Records from a data source:
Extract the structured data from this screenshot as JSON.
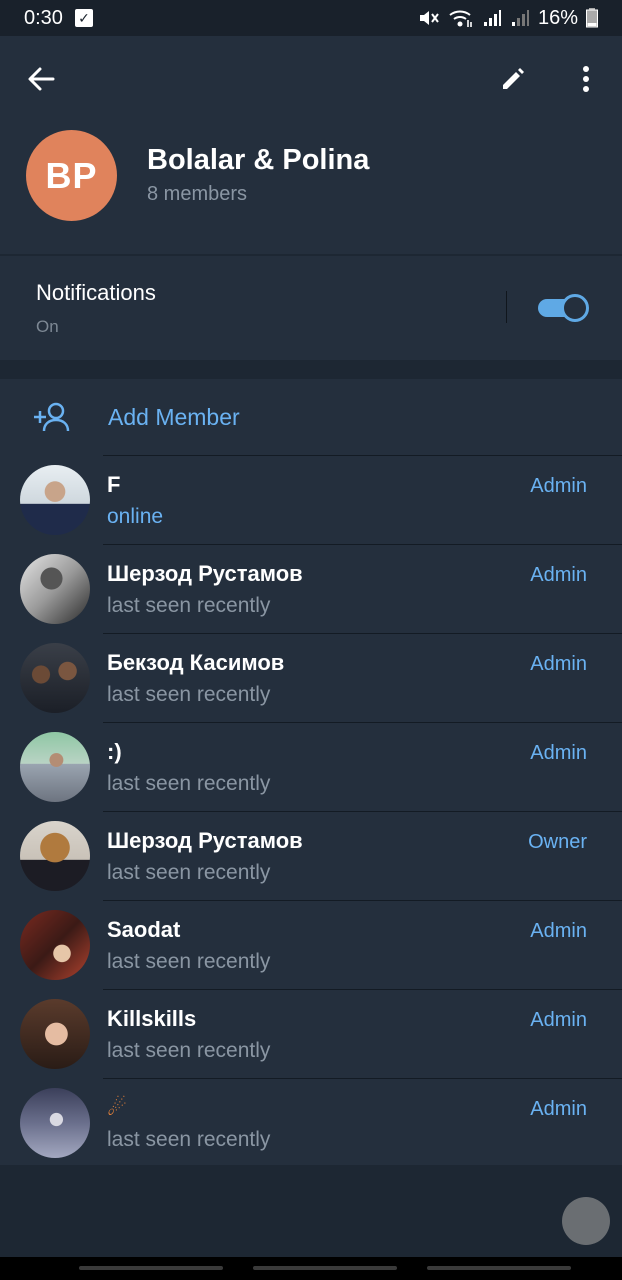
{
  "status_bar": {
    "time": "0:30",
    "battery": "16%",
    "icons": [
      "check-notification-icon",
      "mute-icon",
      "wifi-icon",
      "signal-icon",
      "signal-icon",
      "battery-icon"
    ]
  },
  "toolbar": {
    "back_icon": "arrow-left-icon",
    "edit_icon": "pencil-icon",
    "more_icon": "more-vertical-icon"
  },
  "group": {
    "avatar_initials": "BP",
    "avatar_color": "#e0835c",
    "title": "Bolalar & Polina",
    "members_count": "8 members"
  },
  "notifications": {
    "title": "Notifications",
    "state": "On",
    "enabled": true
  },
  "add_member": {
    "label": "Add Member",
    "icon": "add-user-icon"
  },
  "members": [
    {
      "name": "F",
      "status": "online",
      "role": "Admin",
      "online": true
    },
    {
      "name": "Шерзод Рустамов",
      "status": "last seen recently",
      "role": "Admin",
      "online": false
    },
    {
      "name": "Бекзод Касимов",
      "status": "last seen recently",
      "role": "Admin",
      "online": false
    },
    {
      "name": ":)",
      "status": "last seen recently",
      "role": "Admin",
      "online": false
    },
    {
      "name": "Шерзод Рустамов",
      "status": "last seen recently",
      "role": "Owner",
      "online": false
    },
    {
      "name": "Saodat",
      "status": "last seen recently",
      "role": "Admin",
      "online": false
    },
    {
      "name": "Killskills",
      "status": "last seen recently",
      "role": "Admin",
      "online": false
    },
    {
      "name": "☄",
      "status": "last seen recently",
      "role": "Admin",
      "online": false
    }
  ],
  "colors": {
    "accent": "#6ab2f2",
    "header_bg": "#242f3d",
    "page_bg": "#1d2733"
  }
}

**Requirement**
Go through the listing above and list every line that has the word "title".

**Output below**
    "title": "Bolalar & Polina",
    "title": "Notifications",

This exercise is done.